Set problem: Give the material once more, word for word, without any images.
— Start Records provided —
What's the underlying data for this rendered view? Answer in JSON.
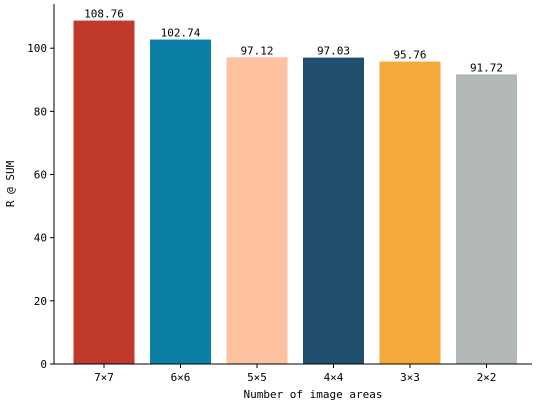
{
  "chart_data": {
    "type": "bar",
    "categories": [
      "7×7",
      "6×6",
      "5×5",
      "4×4",
      "3×3",
      "2×2"
    ],
    "values": [
      108.76,
      102.74,
      97.12,
      97.03,
      95.76,
      91.72
    ],
    "value_labels": [
      "108.76",
      "102.74",
      "97.12",
      "97.03",
      "95.76",
      "91.72"
    ],
    "colors": [
      "#c0392b",
      "#0a7ea4",
      "#ffc2a0",
      "#1f4e6e",
      "#f6a93b",
      "#b2b8b8"
    ],
    "xlabel": "Number of image areas",
    "ylabel": "R @ SUM",
    "ylim": [
      0,
      114
    ],
    "yticks": [
      0,
      20,
      40,
      60,
      80,
      100
    ],
    "grid": false,
    "legend": "none"
  }
}
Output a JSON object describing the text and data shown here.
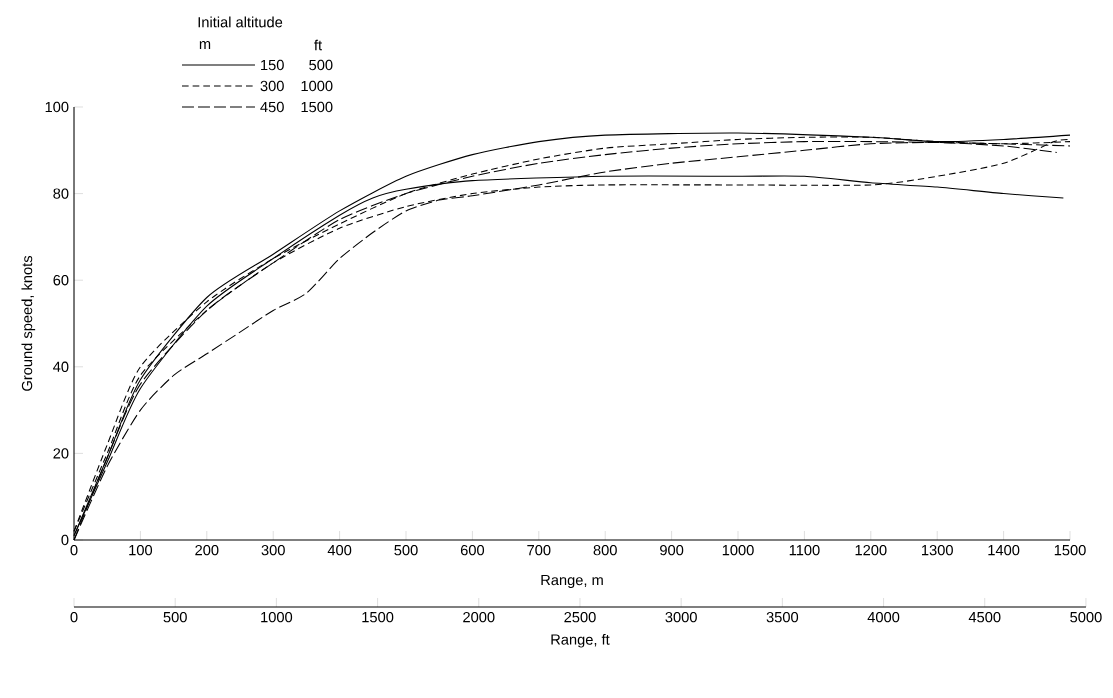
— End Records provided —
Response below:
What's the underlying data for this rendered view? Answer in JSON.
{
  "chart_data": {
    "type": "bar",
    "categories": [
      "7×7",
      "6×6",
      "5×5",
      "4×4",
      "3×3",
      "2×2"
    ],
    "values": [
      108.76,
      102.74,
      97.12,
      97.03,
      95.76,
      91.72
    ],
    "value_labels": [
      "108.76",
      "102.74",
      "97.12",
      "97.03",
      "95.76",
      "91.72"
    ],
    "colors": [
      "#c0392b",
      "#0a7ea4",
      "#ffc2a0",
      "#1f4e6e",
      "#f6a93b",
      "#b2b8b8"
    ],
    "xlabel": "Number of image areas",
    "ylabel": "R @ SUM",
    "ylim": [
      0,
      114
    ],
    "yticks": [
      0,
      20,
      40,
      60,
      80,
      100
    ],
    "grid": false,
    "legend": "none"
  }
}
Output a JSON object describing the text and data shown here.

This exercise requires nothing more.